To do: Return every line of the entries below unchanged, leaving the pictures out.

Provided data:
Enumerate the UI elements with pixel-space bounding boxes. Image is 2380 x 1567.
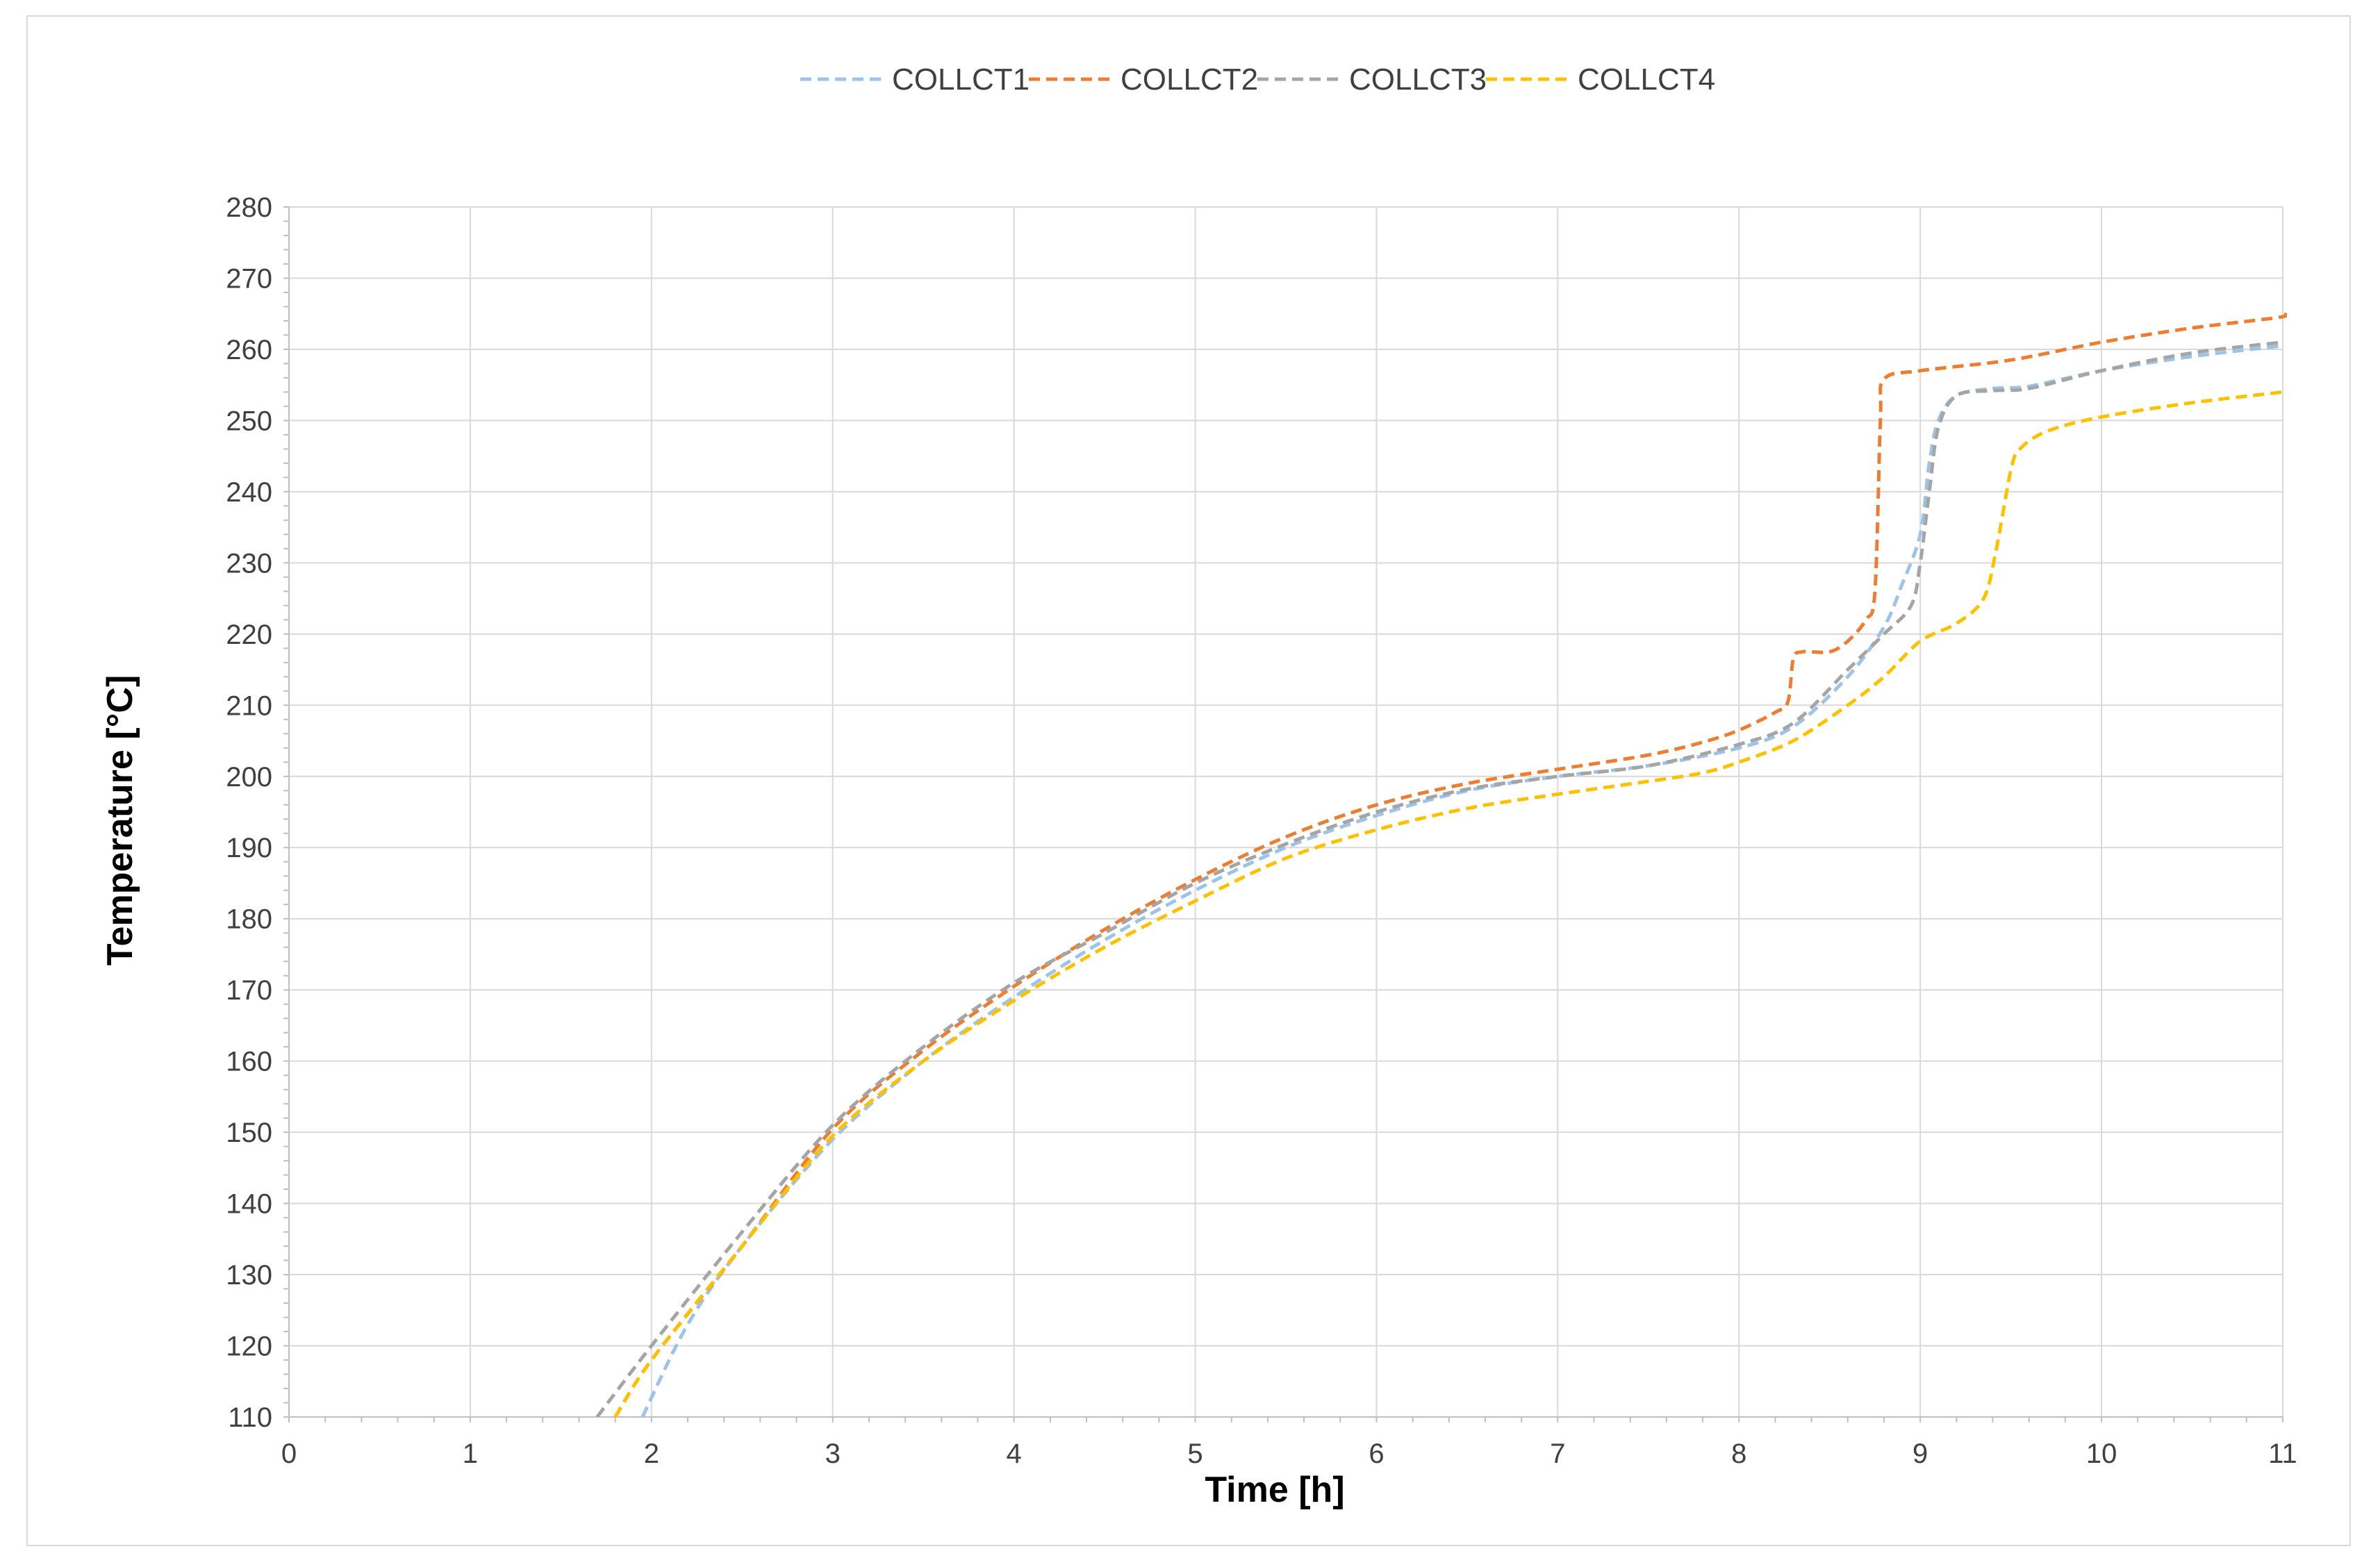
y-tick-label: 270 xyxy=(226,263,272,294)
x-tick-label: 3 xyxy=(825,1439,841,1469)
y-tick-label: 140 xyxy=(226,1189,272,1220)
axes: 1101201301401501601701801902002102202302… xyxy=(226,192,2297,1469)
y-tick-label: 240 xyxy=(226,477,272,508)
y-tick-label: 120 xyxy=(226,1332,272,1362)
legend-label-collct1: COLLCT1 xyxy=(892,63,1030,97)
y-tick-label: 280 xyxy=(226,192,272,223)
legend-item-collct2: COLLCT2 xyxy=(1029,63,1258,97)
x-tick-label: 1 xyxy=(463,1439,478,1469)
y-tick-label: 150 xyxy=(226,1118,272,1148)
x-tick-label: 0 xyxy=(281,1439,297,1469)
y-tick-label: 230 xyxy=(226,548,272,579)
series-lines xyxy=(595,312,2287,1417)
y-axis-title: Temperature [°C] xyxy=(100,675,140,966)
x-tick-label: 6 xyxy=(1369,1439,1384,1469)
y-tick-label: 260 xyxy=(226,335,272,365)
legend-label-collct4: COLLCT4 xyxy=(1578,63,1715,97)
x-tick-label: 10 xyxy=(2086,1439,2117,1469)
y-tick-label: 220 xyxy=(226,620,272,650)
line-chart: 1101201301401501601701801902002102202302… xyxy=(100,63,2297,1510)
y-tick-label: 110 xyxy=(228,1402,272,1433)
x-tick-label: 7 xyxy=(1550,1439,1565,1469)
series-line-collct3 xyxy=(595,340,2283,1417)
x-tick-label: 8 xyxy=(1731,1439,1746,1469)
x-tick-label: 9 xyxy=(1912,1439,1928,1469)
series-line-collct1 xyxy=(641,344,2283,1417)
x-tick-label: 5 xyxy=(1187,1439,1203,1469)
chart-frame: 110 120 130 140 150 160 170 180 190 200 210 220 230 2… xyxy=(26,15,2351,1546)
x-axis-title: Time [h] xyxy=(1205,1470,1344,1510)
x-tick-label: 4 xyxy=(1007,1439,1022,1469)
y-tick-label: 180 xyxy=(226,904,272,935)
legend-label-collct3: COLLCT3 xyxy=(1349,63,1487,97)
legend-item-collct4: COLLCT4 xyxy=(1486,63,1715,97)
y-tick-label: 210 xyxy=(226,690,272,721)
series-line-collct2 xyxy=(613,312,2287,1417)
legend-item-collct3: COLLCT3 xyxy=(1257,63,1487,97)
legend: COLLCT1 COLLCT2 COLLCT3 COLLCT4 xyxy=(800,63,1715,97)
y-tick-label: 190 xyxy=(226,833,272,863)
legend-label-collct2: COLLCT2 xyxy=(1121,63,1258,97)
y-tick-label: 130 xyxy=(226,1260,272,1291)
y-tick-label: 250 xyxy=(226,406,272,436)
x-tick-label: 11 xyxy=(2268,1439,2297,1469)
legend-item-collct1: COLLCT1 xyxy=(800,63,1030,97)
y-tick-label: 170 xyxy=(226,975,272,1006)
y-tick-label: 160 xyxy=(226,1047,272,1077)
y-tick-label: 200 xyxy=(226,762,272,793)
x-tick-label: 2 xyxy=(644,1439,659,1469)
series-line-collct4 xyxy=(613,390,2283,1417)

Correct output:
Enumerate the UI elements with pixel-space bounding boxes. Image is 2380 x 1567.
y-tick-label: 270 xyxy=(226,263,272,294)
x-tick-label: 3 xyxy=(825,1439,841,1469)
y-tick-label: 140 xyxy=(226,1189,272,1220)
axes: 1101201301401501601701801902002102202302… xyxy=(226,192,2297,1469)
y-tick-label: 240 xyxy=(226,477,272,508)
y-tick-label: 120 xyxy=(226,1332,272,1362)
legend-label-collct1: COLLCT1 xyxy=(892,63,1030,97)
y-tick-label: 280 xyxy=(226,192,272,223)
legend-item-collct2: COLLCT2 xyxy=(1029,63,1258,97)
x-tick-label: 1 xyxy=(463,1439,478,1469)
y-tick-label: 150 xyxy=(226,1118,272,1148)
x-tick-label: 0 xyxy=(281,1439,297,1469)
y-tick-label: 230 xyxy=(226,548,272,579)
series-lines xyxy=(595,312,2287,1417)
y-axis-title: Temperature [°C] xyxy=(100,675,140,966)
x-tick-label: 6 xyxy=(1369,1439,1384,1469)
y-tick-label: 260 xyxy=(226,335,272,365)
legend-label-collct4: COLLCT4 xyxy=(1578,63,1715,97)
x-tick-label: 10 xyxy=(2086,1439,2117,1469)
y-tick-label: 220 xyxy=(226,620,272,650)
line-chart: 1101201301401501601701801902002102202302… xyxy=(100,63,2297,1510)
y-tick-label: 110 xyxy=(228,1402,272,1433)
x-tick-label: 7 xyxy=(1550,1439,1565,1469)
series-line-collct3 xyxy=(595,340,2283,1417)
x-tick-label: 8 xyxy=(1731,1439,1746,1469)
x-tick-label: 9 xyxy=(1912,1439,1928,1469)
series-line-collct1 xyxy=(641,344,2283,1417)
x-tick-label: 5 xyxy=(1187,1439,1203,1469)
chart-frame: 110 120 130 140 150 160 170 180 190 200 210 220 230 2… xyxy=(26,15,2351,1546)
x-axis-title: Time [h] xyxy=(1205,1470,1344,1510)
x-tick-label: 4 xyxy=(1007,1439,1022,1469)
y-tick-label: 180 xyxy=(226,904,272,935)
legend-label-collct3: COLLCT3 xyxy=(1349,63,1487,97)
legend-item-collct4: COLLCT4 xyxy=(1486,63,1715,97)
y-tick-label: 210 xyxy=(226,690,272,721)
series-line-collct2 xyxy=(613,312,2287,1417)
legend-item-collct3: COLLCT3 xyxy=(1257,63,1487,97)
legend: COLLCT1 COLLCT2 COLLCT3 COLLCT4 xyxy=(800,63,1715,97)
y-tick-label: 190 xyxy=(226,833,272,863)
legend-label-collct2: COLLCT2 xyxy=(1121,63,1258,97)
y-tick-label: 130 xyxy=(226,1260,272,1291)
y-tick-label: 250 xyxy=(226,406,272,436)
x-tick-label: 11 xyxy=(2268,1439,2297,1469)
legend-item-collct1: COLLCT1 xyxy=(800,63,1030,97)
y-tick-label: 170 xyxy=(226,975,272,1006)
y-tick-label: 160 xyxy=(226,1047,272,1077)
y-tick-label: 200 xyxy=(226,762,272,793)
x-tick-label: 2 xyxy=(644,1439,659,1469)
series-line-collct4 xyxy=(613,390,2283,1417)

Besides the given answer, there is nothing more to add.